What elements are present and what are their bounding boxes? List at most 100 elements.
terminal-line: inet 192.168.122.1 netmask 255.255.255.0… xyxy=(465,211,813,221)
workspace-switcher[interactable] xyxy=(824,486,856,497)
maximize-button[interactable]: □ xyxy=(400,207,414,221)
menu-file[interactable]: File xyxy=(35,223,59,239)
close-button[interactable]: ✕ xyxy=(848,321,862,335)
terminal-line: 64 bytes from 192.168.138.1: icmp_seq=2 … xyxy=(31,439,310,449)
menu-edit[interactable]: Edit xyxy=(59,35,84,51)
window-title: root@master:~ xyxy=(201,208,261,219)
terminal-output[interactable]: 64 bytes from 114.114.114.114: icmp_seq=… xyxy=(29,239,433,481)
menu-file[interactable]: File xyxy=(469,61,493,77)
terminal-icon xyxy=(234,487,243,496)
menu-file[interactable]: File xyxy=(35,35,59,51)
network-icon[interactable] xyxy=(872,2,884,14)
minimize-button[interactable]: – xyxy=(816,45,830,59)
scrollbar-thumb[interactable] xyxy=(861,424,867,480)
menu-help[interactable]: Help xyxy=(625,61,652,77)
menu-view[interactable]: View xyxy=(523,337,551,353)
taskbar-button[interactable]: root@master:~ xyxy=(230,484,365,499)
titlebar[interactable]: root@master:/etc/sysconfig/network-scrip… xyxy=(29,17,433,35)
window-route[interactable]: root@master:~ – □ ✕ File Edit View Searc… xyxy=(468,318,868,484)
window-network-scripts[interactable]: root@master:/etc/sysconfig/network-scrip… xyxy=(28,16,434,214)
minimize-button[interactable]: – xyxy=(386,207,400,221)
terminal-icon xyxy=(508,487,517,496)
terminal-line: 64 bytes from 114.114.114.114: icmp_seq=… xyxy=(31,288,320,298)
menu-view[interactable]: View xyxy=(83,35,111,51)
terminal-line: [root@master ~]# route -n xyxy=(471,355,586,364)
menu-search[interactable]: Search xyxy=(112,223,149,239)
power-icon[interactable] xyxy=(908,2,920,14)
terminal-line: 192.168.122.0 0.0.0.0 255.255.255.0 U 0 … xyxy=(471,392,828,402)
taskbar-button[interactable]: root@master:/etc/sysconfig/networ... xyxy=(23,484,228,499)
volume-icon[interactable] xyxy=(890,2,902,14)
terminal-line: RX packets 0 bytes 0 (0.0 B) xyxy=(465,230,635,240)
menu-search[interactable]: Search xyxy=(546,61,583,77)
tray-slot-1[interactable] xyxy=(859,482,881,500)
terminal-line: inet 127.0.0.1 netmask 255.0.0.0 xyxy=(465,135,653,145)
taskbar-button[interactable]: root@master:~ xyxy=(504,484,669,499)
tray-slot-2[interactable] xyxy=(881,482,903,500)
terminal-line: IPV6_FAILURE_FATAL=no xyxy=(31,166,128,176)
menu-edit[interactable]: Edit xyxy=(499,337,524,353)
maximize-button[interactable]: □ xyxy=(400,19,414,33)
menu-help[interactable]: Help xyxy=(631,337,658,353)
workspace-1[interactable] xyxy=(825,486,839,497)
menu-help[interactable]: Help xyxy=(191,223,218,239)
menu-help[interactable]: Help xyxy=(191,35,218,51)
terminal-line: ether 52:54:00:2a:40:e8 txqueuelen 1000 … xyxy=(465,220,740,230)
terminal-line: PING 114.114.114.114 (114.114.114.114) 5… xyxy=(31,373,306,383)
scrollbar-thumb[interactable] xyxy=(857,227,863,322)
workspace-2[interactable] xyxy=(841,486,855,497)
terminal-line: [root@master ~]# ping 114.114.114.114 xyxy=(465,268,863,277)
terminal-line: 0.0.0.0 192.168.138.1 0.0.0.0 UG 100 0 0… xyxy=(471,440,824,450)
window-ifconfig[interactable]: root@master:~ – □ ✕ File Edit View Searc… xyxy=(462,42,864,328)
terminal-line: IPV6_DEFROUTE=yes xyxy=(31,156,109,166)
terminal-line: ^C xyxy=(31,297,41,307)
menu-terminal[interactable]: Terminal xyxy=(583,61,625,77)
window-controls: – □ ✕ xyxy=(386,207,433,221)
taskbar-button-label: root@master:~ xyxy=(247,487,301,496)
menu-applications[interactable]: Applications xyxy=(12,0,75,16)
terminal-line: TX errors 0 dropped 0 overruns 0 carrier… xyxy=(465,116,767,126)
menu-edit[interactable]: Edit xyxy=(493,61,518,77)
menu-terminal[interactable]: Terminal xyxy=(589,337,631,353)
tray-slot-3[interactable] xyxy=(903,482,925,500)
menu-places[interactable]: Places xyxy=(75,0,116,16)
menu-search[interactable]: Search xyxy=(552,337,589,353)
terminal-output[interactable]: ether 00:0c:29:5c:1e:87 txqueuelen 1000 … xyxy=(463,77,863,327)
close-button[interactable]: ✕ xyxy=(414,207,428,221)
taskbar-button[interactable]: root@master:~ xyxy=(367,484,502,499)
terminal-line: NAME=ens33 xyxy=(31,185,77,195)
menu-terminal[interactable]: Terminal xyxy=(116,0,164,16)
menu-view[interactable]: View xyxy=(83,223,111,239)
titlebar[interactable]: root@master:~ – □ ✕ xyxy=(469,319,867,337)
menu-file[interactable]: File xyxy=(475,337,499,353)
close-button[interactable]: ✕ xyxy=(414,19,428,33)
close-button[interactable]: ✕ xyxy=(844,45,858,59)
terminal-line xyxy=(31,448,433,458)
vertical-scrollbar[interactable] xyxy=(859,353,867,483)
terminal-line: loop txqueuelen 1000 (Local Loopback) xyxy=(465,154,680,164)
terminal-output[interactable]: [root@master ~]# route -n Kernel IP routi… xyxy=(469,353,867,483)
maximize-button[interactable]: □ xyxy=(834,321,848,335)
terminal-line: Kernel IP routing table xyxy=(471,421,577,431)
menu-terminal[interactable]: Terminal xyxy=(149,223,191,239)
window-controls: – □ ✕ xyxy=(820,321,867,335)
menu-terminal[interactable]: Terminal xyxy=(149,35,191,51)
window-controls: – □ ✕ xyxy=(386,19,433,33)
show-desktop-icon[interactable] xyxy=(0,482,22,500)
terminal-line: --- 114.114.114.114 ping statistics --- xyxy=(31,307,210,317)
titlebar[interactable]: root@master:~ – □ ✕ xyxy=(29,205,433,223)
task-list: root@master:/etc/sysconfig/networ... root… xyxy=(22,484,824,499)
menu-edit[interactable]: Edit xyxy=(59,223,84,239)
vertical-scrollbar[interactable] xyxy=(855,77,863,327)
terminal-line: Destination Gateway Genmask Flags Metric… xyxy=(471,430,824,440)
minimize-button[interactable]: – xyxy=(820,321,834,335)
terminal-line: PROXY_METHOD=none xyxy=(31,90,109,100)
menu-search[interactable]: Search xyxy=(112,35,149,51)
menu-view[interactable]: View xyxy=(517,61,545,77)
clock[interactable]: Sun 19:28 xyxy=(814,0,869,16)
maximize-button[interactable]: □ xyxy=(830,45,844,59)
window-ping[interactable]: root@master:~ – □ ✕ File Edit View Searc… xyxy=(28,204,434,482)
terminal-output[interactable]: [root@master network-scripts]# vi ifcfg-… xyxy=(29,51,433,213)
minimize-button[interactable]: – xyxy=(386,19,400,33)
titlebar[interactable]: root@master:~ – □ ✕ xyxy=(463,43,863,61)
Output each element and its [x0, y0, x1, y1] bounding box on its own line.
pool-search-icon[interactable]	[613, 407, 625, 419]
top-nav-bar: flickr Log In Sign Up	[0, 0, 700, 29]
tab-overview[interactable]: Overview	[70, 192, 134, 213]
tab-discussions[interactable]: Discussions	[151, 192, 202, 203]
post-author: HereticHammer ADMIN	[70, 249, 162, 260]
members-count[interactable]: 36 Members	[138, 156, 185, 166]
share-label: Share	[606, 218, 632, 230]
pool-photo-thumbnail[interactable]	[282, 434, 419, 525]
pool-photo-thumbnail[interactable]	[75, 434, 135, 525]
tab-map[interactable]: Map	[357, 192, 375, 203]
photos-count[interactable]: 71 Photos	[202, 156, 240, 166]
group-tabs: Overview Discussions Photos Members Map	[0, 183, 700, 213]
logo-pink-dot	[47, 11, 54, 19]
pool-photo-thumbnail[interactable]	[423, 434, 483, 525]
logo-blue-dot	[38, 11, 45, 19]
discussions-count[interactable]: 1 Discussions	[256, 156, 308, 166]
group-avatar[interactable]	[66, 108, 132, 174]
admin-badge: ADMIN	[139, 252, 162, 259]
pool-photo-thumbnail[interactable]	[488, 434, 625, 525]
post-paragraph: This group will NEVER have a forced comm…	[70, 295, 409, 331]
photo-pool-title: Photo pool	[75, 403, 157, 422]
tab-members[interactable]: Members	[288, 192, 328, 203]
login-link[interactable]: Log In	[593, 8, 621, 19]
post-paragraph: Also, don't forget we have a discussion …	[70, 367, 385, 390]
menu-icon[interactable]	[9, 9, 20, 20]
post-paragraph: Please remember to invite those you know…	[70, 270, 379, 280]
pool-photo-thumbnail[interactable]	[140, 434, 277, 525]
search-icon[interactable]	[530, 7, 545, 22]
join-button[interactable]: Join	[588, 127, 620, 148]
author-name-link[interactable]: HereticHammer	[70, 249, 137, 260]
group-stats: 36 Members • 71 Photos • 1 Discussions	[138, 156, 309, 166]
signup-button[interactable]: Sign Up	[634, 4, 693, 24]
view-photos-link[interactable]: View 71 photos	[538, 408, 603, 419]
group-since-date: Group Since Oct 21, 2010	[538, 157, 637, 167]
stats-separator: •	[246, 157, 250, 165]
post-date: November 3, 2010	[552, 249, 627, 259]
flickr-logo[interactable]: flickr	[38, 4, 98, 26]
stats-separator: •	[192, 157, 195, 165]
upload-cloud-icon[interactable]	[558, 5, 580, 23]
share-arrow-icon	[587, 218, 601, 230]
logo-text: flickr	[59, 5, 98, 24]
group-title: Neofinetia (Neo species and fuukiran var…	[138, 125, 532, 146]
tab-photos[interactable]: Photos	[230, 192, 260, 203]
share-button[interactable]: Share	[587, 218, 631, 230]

....

Goal: Repeat the rows word for word, from the first one through the one containing "terminal-line: 64 bytes from 192.168.138.1: icmp_seq=2".

Task solution:
What elements are present and what are their bounding boxes? List at most 100 elements.
terminal-line: inet 192.168.122.1 netmask 255.255.255.0… xyxy=(465,211,813,221)
workspace-switcher[interactable] xyxy=(824,486,856,497)
maximize-button[interactable]: □ xyxy=(400,207,414,221)
menu-file[interactable]: File xyxy=(35,223,59,239)
close-button[interactable]: ✕ xyxy=(848,321,862,335)
terminal-line: 64 bytes from 192.168.138.1: icmp_seq=2 … xyxy=(31,439,310,449)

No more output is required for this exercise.